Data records
⟨

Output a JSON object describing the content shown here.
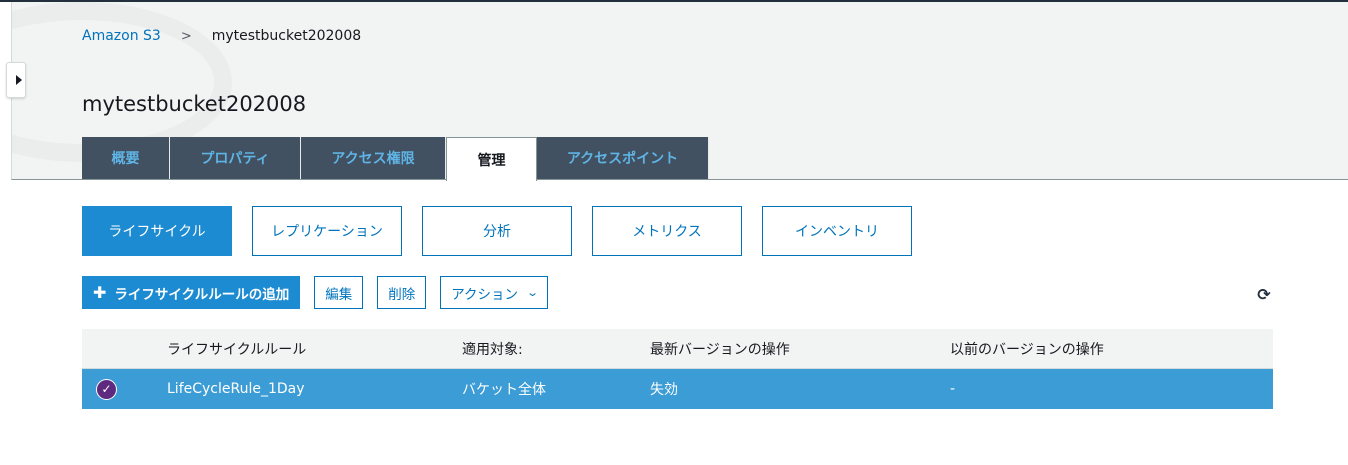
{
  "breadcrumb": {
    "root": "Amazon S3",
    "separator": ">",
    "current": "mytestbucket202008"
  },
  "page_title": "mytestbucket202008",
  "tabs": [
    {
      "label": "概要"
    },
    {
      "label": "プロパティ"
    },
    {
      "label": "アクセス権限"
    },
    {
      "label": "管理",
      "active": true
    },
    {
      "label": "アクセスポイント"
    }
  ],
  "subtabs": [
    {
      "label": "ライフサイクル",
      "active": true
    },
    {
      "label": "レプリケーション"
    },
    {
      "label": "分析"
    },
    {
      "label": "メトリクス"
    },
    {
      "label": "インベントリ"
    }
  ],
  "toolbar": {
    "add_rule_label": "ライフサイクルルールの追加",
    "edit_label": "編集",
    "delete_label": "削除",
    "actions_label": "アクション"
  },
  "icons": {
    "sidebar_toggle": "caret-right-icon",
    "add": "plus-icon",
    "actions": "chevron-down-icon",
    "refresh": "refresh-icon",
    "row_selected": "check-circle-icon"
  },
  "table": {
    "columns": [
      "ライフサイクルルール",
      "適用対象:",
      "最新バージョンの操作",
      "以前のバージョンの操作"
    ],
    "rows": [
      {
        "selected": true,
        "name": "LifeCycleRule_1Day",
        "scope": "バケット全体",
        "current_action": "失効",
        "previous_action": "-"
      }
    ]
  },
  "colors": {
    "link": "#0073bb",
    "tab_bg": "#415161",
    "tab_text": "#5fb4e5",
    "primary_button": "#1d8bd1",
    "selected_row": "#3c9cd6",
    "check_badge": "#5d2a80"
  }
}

⟩

(YOUR GOAL) Each entry should be repeated exactly as it appears; the pictures stay out.

(THE SOLUTION)
Output a JSON object describing the content shown here.
{
  "breadcrumb": {
    "root": "Amazon S3",
    "separator": ">",
    "current": "mytestbucket202008"
  },
  "page_title": "mytestbucket202008",
  "tabs": [
    {
      "label": "概要"
    },
    {
      "label": "プロパティ"
    },
    {
      "label": "アクセス権限"
    },
    {
      "label": "管理",
      "active": true
    },
    {
      "label": "アクセスポイント"
    }
  ],
  "subtabs": [
    {
      "label": "ライフサイクル",
      "active": true
    },
    {
      "label": "レプリケーション"
    },
    {
      "label": "分析"
    },
    {
      "label": "メトリクス"
    },
    {
      "label": "インベントリ"
    }
  ],
  "toolbar": {
    "add_rule_label": "ライフサイクルルールの追加",
    "edit_label": "編集",
    "delete_label": "削除",
    "actions_label": "アクション"
  },
  "icons": {
    "sidebar_toggle": "caret-right-icon",
    "add": "plus-icon",
    "actions": "chevron-down-icon",
    "refresh": "refresh-icon",
    "row_selected": "check-circle-icon"
  },
  "table": {
    "columns": [
      "ライフサイクルルール",
      "適用対象:",
      "最新バージョンの操作",
      "以前のバージョンの操作"
    ],
    "rows": [
      {
        "selected": true,
        "name": "LifeCycleRule_1Day",
        "scope": "バケット全体",
        "current_action": "失効",
        "previous_action": "-"
      }
    ]
  },
  "colors": {
    "link": "#0073bb",
    "tab_bg": "#415161",
    "tab_text": "#5fb4e5",
    "primary_button": "#1d8bd1",
    "selected_row": "#3c9cd6",
    "check_badge": "#5d2a80"
  }
}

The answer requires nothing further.